-- Dataset records --
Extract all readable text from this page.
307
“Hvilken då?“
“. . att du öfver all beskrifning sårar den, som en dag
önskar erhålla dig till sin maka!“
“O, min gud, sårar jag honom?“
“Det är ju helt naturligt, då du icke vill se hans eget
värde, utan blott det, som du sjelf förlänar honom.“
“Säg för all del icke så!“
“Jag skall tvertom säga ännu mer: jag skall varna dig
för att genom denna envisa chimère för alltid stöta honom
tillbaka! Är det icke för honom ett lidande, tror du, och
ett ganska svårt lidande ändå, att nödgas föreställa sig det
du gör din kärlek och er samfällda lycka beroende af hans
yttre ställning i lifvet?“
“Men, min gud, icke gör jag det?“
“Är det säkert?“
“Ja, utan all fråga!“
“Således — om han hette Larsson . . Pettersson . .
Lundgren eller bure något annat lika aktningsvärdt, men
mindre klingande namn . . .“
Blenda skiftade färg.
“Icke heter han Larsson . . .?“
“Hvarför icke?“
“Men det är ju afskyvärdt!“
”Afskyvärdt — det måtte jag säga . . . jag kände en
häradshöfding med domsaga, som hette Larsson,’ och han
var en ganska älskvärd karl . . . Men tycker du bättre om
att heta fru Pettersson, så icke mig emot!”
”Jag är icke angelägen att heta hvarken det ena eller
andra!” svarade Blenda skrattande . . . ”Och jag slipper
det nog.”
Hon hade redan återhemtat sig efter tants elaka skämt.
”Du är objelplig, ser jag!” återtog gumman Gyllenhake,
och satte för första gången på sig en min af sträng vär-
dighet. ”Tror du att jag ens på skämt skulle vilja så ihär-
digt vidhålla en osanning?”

-- What is expected --
Wherever a line holds the word "hette", copy that line out of the entries above.

-- Finished task --
“Således — om han hette Larsson . . Pettersson . .
häradshöfding med domsaga, som hette Larsson,’ och han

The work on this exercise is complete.